Print all the entries verbatim.

Entries with figure data:
+ + + + +
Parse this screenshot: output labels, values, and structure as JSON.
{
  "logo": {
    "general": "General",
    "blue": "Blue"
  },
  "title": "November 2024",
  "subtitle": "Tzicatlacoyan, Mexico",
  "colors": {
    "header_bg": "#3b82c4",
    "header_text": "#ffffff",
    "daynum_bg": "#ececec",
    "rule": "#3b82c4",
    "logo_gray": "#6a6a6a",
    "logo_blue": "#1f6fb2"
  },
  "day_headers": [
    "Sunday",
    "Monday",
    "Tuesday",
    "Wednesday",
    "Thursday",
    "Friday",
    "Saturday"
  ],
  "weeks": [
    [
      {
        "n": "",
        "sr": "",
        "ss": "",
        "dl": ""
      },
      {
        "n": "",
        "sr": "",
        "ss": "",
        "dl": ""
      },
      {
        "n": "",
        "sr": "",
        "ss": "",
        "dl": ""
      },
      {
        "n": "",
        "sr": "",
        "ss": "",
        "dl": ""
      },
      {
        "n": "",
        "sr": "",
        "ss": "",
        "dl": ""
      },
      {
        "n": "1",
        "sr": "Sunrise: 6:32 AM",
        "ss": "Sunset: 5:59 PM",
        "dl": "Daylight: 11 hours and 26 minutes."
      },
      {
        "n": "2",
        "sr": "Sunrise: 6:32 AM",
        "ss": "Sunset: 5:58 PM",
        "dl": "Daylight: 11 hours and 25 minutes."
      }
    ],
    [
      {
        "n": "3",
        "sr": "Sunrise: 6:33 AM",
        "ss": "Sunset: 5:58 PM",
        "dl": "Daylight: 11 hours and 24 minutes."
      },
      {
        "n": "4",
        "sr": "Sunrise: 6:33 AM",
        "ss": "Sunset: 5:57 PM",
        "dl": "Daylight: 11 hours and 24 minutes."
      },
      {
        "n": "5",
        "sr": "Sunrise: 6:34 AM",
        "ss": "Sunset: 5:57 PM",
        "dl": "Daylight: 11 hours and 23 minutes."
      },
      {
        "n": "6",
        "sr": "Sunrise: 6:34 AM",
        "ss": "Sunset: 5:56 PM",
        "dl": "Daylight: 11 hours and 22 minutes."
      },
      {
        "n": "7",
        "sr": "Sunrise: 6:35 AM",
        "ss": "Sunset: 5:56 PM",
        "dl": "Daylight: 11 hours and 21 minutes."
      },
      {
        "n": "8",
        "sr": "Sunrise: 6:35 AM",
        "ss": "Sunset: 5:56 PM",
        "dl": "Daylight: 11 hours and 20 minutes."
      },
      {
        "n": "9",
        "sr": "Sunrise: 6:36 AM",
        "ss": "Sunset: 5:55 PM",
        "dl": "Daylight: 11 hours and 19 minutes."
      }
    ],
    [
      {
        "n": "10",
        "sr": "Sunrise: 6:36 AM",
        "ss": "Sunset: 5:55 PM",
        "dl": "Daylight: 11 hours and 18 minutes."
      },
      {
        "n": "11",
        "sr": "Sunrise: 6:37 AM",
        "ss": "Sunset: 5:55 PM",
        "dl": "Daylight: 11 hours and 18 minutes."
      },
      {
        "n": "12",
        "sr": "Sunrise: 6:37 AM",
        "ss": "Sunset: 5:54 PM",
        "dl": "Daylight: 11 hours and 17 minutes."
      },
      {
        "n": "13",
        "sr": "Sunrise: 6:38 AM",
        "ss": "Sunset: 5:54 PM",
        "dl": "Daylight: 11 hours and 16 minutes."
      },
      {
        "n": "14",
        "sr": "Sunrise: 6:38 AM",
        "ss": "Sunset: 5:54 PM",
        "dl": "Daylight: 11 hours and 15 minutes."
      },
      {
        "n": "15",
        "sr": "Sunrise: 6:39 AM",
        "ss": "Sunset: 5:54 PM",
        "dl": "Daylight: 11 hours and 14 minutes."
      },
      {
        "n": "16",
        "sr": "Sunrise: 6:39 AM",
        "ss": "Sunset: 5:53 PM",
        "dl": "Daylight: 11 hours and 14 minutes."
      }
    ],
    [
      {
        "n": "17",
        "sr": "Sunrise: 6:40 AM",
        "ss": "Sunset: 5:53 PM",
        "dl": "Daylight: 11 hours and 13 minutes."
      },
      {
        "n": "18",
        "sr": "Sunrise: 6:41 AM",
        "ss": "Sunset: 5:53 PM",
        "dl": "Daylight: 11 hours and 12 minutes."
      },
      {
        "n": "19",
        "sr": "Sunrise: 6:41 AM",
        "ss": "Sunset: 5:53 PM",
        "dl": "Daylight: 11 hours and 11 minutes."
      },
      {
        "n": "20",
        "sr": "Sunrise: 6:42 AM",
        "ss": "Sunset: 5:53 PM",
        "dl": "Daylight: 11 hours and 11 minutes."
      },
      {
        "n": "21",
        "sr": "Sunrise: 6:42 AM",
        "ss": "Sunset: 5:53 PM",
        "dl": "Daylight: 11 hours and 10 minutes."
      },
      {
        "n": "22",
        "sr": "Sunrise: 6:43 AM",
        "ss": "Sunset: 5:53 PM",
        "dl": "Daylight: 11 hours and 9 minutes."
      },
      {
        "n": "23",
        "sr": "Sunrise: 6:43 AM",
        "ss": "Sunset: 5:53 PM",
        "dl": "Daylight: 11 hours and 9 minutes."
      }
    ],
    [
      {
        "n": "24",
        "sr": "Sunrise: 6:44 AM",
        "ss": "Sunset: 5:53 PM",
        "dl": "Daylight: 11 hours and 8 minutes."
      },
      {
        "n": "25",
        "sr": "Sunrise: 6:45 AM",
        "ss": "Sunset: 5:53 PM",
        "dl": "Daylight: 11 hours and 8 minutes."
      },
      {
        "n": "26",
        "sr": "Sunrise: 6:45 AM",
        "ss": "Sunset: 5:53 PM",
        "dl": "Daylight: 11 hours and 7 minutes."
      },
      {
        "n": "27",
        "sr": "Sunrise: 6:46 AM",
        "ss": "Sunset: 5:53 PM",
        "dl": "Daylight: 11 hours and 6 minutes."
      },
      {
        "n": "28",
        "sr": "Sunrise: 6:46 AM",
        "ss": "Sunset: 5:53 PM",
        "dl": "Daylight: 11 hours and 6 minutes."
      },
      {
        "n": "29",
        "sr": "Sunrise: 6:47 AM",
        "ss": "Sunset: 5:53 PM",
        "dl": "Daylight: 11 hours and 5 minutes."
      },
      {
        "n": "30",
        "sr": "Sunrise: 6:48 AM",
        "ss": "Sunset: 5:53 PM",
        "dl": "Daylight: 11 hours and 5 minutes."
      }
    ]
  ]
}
+ + + + +
- [Exercise solution]
Parse this screenshot: output labels, values, and structure as JSON.
{
  "logo": {
    "general": "General",
    "blue": "Blue"
  },
  "title": "November 2024",
  "subtitle": "Tzicatlacoyan, Mexico",
  "colors": {
    "header_bg": "#3b82c4",
    "header_text": "#ffffff",
    "daynum_bg": "#ececec",
    "rule": "#3b82c4",
    "logo_gray": "#6a6a6a",
    "logo_blue": "#1f6fb2"
  },
  "day_headers": [
    "Sunday",
    "Monday",
    "Tuesday",
    "Wednesday",
    "Thursday",
    "Friday",
    "Saturday"
  ],
  "weeks": [
    [
      {
        "n": "",
        "sr": "",
        "ss": "",
        "dl": ""
      },
      {
        "n": "",
        "sr": "",
        "ss": "",
        "dl": ""
      },
      {
        "n": "",
        "sr": "",
        "ss": "",
        "dl": ""
      },
      {
        "n": "",
        "sr": "",
        "ss": "",
        "dl": ""
      },
      {
        "n": "",
        "sr": "",
        "ss": "",
        "dl": ""
      },
      {
        "n": "1",
        "sr": "Sunrise: 6:32 AM",
        "ss": "Sunset: 5:59 PM",
        "dl": "Daylight: 11 hours and 26 minutes."
      },
      {
        "n": "2",
        "sr": "Sunrise: 6:32 AM",
        "ss": "Sunset: 5:58 PM",
        "dl": "Daylight: 11 hours and 25 minutes."
      }
    ],
    [
      {
        "n": "3",
        "sr": "Sunrise: 6:33 AM",
        "ss": "Sunset: 5:58 PM",
        "dl": "Daylight: 11 hours and 24 minutes."
      },
      {
        "n": "4",
        "sr": "Sunrise: 6:33 AM",
        "ss": "Sunset: 5:57 PM",
        "dl": "Daylight: 11 hours and 24 minutes."
      },
      {
        "n": "5",
        "sr": "Sunrise: 6:34 AM",
        "ss": "Sunset: 5:57 PM",
        "dl": "Daylight: 11 hours and 23 minutes."
      },
      {
        "n": "6",
        "sr": "Sunrise: 6:34 AM",
        "ss": "Sunset: 5:56 PM",
        "dl": "Daylight: 11 hours and 22 minutes."
      },
      {
        "n": "7",
        "sr": "Sunrise: 6:35 AM",
        "ss": "Sunset: 5:56 PM",
        "dl": "Daylight: 11 hours and 21 minutes."
      },
      {
        "n": "8",
        "sr": "Sunrise: 6:35 AM",
        "ss": "Sunset: 5:56 PM",
        "dl": "Daylight: 11 hours and 20 minutes."
      },
      {
        "n": "9",
        "sr": "Sunrise: 6:36 AM",
        "ss": "Sunset: 5:55 PM",
        "dl": "Daylight: 11 hours and 19 minutes."
      }
    ],
    [
      {
        "n": "10",
        "sr": "Sunrise: 6:36 AM",
        "ss": "Sunset: 5:55 PM",
        "dl": "Daylight: 11 hours and 18 minutes."
      },
      {
        "n": "11",
        "sr": "Sunrise: 6:37 AM",
        "ss": "Sunset: 5:55 PM",
        "dl": "Daylight: 11 hours and 18 minutes."
      },
      {
        "n": "12",
        "sr": "Sunrise: 6:37 AM",
        "ss": "Sunset: 5:54 PM",
        "dl": "Daylight: 11 hours and 17 minutes."
      },
      {
        "n": "13",
        "sr": "Sunrise: 6:38 AM",
        "ss": "Sunset: 5:54 PM",
        "dl": "Daylight: 11 hours and 16 minutes."
      },
      {
        "n": "14",
        "sr": "Sunrise: 6:38 AM",
        "ss": "Sunset: 5:54 PM",
        "dl": "Daylight: 11 hours and 15 minutes."
      },
      {
        "n": "15",
        "sr": "Sunrise: 6:39 AM",
        "ss": "Sunset: 5:54 PM",
        "dl": "Daylight: 11 hours and 14 minutes."
      },
      {
        "n": "16",
        "sr": "Sunrise: 6:39 AM",
        "ss": "Sunset: 5:53 PM",
        "dl": "Daylight: 11 hours and 14 minutes."
      }
    ],
    [
      {
        "n": "17",
        "sr": "Sunrise: 6:40 AM",
        "ss": "Sunset: 5:53 PM",
        "dl": "Daylight: 11 hours and 13 minutes."
      },
      {
        "n": "18",
        "sr": "Sunrise: 6:41 AM",
        "ss": "Sunset: 5:53 PM",
        "dl": "Daylight: 11 hours and 12 minutes."
      },
      {
        "n": "19",
        "sr": "Sunrise: 6:41 AM",
        "ss": "Sunset: 5:53 PM",
        "dl": "Daylight: 11 hours and 11 minutes."
      },
      {
        "n": "20",
        "sr": "Sunrise: 6:42 AM",
        "ss": "Sunset: 5:53 PM",
        "dl": "Daylight: 11 hours and 11 minutes."
      },
      {
        "n": "21",
        "sr": "Sunrise: 6:42 AM",
        "ss": "Sunset: 5:53 PM",
        "dl": "Daylight: 11 hours and 10 minutes."
      },
      {
        "n": "22",
        "sr": "Sunrise: 6:43 AM",
        "ss": "Sunset: 5:53 PM",
        "dl": "Daylight: 11 hours and 9 minutes."
      },
      {
        "n": "23",
        "sr": "Sunrise: 6:43 AM",
        "ss": "Sunset: 5:53 PM",
        "dl": "Daylight: 11 hours and 9 minutes."
      }
    ],
    [
      {
        "n": "24",
        "sr": "Sunrise: 6:44 AM",
        "ss": "Sunset: 5:53 PM",
        "dl": "Daylight: 11 hours and 8 minutes."
      },
      {
        "n": "25",
        "sr": "Sunrise: 6:45 AM",
        "ss": "Sunset: 5:53 PM",
        "dl": "Daylight: 11 hours and 8 minutes."
      },
      {
        "n": "26",
        "sr": "Sunrise: 6:45 AM",
        "ss": "Sunset: 5:53 PM",
        "dl": "Daylight: 11 hours and 7 minutes."
      },
      {
        "n": "27",
        "sr": "Sunrise: 6:46 AM",
        "ss": "Sunset: 5:53 PM",
        "dl": "Daylight: 11 hours and 6 minutes."
      },
      {
        "n": "28",
        "sr": "Sunrise: 6:46 AM",
        "ss": "Sunset: 5:53 PM",
        "dl": "Daylight: 11 hours and 6 minutes."
      },
      {
        "n": "29",
        "sr": "Sunrise: 6:47 AM",
        "ss": "Sunset: 5:53 PM",
        "dl": "Daylight: 11 hours and 5 minutes."
      },
      {
        "n": "30",
        "sr": "Sunrise: 6:48 AM",
        "ss": "Sunset: 5:53 PM",
        "dl": "Daylight: 11 hours and 5 minutes."
      }
    ]
  ]
}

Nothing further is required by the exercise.